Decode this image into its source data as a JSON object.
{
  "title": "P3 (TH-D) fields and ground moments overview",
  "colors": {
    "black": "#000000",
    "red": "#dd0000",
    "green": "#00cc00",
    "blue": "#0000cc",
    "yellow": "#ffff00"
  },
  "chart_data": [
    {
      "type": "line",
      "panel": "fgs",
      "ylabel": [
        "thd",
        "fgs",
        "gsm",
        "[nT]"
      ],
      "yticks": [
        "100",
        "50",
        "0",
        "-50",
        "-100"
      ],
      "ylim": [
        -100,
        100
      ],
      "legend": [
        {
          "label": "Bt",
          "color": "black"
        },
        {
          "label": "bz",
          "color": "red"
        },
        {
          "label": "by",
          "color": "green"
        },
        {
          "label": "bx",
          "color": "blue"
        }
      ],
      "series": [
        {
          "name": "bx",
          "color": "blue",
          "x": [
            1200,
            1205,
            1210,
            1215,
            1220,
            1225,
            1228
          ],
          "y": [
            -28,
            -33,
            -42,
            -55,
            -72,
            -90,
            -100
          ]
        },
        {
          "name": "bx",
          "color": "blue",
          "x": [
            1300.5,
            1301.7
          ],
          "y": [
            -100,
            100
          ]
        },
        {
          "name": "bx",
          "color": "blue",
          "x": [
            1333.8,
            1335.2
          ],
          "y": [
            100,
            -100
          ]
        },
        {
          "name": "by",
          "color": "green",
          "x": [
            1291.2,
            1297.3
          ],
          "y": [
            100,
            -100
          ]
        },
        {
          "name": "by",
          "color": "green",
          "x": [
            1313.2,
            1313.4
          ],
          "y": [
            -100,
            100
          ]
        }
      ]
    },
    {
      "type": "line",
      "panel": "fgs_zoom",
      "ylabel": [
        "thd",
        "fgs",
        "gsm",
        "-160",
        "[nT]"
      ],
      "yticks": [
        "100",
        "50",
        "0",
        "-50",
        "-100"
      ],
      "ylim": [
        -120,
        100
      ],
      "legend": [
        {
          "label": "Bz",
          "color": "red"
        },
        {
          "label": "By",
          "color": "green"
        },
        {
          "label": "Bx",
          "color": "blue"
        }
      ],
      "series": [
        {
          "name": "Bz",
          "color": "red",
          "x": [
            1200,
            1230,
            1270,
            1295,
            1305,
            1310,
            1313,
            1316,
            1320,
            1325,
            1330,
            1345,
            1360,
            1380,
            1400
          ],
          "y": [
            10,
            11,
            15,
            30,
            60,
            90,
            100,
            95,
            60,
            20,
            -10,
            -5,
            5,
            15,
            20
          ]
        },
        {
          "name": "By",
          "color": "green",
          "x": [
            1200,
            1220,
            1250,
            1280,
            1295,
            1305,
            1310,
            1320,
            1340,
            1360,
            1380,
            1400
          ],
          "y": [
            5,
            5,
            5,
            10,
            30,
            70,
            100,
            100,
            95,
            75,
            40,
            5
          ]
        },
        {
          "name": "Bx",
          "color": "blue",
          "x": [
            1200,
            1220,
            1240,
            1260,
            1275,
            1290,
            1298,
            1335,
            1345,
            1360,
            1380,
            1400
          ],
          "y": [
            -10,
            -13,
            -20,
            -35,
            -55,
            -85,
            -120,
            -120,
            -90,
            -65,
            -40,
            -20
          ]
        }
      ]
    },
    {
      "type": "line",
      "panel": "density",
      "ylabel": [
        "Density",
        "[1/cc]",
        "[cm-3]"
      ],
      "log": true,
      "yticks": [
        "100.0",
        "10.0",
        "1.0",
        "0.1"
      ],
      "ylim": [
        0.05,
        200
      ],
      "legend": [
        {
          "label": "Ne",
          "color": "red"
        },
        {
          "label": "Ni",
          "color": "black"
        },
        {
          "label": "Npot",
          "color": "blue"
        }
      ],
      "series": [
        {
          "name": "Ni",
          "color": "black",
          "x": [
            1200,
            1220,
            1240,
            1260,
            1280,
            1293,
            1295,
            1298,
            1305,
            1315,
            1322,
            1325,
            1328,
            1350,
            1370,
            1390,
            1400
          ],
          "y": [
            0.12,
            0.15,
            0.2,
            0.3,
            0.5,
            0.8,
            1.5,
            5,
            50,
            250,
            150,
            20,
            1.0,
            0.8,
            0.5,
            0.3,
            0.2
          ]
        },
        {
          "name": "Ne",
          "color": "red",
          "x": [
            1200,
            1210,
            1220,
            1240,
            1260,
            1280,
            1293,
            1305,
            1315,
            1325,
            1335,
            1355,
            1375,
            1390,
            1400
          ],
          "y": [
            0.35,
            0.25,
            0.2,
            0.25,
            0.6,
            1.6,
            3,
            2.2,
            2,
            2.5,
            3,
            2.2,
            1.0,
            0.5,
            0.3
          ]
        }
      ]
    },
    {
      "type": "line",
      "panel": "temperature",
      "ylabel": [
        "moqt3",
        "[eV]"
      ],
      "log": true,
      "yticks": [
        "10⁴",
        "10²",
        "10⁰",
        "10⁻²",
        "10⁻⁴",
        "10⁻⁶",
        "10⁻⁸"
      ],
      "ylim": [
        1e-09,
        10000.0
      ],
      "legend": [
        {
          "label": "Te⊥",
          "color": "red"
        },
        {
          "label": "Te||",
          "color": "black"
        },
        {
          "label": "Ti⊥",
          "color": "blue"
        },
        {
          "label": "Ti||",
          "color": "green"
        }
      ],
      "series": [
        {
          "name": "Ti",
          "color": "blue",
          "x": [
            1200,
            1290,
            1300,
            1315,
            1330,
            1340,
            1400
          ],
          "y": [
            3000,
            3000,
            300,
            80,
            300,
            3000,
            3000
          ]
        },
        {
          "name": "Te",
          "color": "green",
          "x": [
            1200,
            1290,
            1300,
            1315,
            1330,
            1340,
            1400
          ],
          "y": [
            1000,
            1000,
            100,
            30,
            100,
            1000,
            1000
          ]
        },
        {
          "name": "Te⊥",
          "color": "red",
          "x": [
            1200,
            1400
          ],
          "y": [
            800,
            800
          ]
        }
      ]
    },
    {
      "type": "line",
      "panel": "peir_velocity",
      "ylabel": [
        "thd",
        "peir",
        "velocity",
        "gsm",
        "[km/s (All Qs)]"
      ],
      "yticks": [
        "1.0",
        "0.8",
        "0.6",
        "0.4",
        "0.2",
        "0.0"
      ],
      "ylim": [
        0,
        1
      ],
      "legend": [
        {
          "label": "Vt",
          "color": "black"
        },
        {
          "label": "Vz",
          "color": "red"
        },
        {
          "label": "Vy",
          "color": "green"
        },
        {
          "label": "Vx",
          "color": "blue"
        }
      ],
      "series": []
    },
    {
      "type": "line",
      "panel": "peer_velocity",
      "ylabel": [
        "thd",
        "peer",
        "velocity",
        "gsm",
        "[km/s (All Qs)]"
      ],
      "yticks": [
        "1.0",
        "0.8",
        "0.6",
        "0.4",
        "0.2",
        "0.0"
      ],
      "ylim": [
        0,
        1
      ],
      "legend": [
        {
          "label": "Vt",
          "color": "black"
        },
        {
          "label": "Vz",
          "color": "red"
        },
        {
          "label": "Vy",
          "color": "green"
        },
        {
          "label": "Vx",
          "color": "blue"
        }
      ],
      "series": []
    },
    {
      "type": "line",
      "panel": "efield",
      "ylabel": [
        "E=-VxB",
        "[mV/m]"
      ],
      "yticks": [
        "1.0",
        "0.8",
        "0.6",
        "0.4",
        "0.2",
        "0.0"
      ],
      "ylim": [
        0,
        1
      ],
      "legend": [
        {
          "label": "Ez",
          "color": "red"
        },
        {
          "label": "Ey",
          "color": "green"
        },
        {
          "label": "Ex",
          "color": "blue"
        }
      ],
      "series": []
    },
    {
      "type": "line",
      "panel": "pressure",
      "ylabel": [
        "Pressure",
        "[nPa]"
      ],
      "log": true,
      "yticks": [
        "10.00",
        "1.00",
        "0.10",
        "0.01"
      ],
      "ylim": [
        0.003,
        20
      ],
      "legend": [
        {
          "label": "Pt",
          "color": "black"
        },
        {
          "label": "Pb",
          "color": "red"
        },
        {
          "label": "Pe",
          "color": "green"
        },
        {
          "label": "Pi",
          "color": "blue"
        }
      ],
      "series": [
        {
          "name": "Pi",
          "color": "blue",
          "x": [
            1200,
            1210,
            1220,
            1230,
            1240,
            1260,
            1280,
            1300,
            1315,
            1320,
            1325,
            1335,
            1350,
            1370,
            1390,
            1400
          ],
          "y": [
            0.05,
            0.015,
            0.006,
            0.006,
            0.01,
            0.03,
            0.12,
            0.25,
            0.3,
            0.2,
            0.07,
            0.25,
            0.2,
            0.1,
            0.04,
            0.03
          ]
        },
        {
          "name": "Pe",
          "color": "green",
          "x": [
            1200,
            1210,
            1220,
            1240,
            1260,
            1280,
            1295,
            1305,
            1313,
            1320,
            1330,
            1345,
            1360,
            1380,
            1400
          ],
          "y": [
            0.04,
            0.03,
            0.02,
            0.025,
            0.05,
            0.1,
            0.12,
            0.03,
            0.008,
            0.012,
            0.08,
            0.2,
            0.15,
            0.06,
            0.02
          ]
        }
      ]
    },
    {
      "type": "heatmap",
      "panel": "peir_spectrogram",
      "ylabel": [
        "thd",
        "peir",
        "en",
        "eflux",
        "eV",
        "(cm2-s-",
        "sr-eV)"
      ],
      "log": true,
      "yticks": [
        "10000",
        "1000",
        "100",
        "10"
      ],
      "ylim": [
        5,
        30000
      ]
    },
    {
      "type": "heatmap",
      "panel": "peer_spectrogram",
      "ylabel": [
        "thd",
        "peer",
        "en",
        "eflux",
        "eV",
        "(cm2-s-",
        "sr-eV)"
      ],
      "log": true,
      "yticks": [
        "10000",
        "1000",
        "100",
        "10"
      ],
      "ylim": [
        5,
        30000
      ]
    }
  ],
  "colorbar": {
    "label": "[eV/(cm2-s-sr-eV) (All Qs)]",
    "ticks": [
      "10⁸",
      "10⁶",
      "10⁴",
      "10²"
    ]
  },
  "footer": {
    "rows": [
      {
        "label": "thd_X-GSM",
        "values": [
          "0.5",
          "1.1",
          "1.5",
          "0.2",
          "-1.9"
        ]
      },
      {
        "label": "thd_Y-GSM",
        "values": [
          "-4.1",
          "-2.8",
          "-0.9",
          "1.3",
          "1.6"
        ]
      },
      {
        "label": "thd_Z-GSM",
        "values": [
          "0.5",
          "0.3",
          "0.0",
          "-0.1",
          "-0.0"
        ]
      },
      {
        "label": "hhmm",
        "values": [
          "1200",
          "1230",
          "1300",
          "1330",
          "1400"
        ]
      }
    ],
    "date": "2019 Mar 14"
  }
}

## Goal of the exercise
Using the data above, copy each line that contains "panel".

## Task answer
      "panel": "fgs",
      "panel": "fgs_zoom",
      "panel": "density",
      "panel": "temperature",
      "panel": "peir_velocity",
      "panel": "peer_velocity",
      "panel": "efield",
      "panel": "pressure",
      "panel": "peir_spectrogram",
      "panel": "peer_spectrogram",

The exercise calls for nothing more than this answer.